▸ **Exercise aim**
Determine how many lines in the data below contain "where" and write only that number.
:: Given records
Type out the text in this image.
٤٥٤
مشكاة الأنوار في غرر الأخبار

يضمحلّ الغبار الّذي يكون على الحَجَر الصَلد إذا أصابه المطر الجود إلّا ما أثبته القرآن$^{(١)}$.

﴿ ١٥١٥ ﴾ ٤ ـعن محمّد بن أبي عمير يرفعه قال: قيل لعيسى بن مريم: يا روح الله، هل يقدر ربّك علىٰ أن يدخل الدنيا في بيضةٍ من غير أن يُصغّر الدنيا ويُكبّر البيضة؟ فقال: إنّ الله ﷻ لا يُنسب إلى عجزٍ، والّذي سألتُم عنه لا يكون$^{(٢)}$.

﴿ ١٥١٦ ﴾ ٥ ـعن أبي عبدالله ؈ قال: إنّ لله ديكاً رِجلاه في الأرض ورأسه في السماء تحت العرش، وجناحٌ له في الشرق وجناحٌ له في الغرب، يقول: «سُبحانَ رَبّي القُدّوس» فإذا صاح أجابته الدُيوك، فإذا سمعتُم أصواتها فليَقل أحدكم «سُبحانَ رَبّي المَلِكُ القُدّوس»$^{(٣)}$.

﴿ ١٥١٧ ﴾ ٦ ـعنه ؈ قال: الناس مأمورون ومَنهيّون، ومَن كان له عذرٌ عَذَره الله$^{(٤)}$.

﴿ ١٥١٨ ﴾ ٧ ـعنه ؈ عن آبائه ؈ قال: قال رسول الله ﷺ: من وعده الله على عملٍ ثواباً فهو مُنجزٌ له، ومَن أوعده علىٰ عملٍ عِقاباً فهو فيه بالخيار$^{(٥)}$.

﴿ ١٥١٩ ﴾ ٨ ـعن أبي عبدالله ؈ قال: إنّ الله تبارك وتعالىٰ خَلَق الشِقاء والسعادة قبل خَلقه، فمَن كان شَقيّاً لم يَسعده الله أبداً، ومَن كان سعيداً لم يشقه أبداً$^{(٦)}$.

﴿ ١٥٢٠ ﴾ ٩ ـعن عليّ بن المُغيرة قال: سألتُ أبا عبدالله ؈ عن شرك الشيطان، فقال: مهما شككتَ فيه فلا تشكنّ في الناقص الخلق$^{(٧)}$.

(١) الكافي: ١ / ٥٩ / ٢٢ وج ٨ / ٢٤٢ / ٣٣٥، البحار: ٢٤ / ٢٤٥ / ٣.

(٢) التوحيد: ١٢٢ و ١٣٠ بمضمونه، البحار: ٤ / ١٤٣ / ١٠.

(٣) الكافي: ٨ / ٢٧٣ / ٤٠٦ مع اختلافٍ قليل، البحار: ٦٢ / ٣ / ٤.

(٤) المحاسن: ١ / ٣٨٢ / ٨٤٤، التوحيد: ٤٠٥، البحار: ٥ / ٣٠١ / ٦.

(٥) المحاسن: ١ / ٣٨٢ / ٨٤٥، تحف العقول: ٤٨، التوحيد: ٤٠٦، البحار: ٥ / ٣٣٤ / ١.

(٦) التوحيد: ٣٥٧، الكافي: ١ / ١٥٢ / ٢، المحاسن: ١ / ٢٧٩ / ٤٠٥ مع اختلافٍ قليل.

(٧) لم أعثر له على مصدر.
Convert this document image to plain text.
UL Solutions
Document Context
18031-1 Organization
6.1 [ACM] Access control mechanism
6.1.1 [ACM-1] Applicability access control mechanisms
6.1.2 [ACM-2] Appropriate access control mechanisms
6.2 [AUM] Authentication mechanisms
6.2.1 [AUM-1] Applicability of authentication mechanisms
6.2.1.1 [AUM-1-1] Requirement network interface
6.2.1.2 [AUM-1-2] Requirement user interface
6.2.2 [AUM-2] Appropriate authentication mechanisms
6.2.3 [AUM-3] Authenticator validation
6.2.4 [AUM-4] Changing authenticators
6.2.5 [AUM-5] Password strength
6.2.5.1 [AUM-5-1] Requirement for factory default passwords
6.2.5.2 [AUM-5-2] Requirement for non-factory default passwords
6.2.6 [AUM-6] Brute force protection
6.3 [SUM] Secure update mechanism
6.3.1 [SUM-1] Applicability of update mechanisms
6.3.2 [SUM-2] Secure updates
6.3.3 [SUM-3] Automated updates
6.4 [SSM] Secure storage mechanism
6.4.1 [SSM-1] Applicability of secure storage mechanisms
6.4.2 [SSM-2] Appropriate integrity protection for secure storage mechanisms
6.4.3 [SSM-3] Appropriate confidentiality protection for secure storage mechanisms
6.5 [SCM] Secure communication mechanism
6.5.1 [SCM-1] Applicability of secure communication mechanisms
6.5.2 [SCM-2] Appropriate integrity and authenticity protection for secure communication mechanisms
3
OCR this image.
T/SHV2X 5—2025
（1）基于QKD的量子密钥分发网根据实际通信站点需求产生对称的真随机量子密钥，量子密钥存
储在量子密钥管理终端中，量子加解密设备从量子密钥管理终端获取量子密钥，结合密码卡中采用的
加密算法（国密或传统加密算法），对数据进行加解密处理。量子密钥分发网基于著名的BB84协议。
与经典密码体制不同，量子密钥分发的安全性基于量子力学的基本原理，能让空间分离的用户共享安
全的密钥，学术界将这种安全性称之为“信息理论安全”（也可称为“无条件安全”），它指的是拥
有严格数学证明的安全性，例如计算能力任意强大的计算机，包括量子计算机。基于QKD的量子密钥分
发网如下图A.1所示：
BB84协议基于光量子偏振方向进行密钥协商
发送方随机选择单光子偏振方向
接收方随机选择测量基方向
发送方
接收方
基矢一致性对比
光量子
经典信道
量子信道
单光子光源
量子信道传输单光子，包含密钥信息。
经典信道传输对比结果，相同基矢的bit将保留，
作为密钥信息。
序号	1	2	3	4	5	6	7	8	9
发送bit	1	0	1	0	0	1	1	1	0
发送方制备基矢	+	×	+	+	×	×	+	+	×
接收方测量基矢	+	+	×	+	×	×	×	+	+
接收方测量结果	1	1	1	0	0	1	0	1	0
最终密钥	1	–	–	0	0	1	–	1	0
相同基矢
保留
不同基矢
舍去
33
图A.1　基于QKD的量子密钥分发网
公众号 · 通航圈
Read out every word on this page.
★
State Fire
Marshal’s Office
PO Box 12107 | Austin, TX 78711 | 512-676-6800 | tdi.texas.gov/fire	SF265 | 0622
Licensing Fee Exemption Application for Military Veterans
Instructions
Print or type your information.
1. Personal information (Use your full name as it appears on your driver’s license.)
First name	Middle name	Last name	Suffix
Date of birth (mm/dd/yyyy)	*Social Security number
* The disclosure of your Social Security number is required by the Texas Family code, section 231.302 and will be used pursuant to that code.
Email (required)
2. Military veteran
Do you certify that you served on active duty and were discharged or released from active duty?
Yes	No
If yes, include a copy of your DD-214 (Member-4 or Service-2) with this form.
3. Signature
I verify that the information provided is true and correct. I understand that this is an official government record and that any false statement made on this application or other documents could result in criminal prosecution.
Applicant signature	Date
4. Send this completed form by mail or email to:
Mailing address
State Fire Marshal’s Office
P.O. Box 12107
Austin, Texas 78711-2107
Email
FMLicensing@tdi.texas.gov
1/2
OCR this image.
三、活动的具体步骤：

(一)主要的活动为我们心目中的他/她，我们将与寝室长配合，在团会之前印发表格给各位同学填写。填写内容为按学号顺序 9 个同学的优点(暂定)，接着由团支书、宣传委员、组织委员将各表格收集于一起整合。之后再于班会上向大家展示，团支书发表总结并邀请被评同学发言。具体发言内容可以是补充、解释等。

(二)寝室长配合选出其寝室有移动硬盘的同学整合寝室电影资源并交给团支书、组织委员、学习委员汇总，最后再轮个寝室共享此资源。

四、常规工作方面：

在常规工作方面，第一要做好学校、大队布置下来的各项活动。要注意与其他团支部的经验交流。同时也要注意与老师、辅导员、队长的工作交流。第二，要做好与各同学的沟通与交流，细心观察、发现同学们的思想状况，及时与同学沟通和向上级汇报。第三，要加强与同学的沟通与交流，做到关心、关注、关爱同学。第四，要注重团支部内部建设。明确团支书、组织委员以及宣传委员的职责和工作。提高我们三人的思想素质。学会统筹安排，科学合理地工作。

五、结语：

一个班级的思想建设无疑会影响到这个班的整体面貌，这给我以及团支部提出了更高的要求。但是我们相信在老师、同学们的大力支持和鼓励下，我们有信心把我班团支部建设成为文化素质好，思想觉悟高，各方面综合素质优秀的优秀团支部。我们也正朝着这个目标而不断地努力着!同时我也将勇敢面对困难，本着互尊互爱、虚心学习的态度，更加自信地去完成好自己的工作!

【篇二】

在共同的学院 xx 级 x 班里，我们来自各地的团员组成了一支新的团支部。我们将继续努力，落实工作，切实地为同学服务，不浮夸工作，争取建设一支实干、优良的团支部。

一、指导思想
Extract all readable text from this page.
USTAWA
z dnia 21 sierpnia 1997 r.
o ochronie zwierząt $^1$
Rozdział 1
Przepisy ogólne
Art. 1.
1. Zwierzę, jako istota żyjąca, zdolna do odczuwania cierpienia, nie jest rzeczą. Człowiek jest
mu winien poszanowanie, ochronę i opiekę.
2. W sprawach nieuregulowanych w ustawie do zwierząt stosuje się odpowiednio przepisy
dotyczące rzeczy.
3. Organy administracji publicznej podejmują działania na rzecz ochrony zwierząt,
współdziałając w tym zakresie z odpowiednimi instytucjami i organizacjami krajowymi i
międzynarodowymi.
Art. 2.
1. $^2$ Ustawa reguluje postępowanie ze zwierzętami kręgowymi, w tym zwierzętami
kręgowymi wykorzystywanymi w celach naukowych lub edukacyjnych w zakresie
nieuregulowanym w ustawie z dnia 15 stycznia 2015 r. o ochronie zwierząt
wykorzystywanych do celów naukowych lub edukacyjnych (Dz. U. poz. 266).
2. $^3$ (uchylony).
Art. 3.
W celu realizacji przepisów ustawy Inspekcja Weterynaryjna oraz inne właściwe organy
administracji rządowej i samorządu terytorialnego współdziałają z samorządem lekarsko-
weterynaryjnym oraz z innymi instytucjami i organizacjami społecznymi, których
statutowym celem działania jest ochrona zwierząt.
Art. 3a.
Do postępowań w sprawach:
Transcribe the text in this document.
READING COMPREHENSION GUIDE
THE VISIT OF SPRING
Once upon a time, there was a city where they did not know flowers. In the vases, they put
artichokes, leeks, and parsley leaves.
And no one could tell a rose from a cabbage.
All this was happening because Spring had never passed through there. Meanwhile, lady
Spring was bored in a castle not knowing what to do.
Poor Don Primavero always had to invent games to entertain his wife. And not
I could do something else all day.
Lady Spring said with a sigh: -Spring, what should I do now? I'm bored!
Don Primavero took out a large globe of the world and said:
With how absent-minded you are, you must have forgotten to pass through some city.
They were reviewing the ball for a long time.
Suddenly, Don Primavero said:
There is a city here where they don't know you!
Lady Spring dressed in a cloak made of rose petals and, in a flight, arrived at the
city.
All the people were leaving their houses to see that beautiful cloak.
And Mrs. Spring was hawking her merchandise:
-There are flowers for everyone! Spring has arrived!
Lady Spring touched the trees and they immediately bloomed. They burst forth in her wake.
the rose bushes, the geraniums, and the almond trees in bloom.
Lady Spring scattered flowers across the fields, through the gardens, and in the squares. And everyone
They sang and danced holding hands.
::::
▸ **Solved problem**
2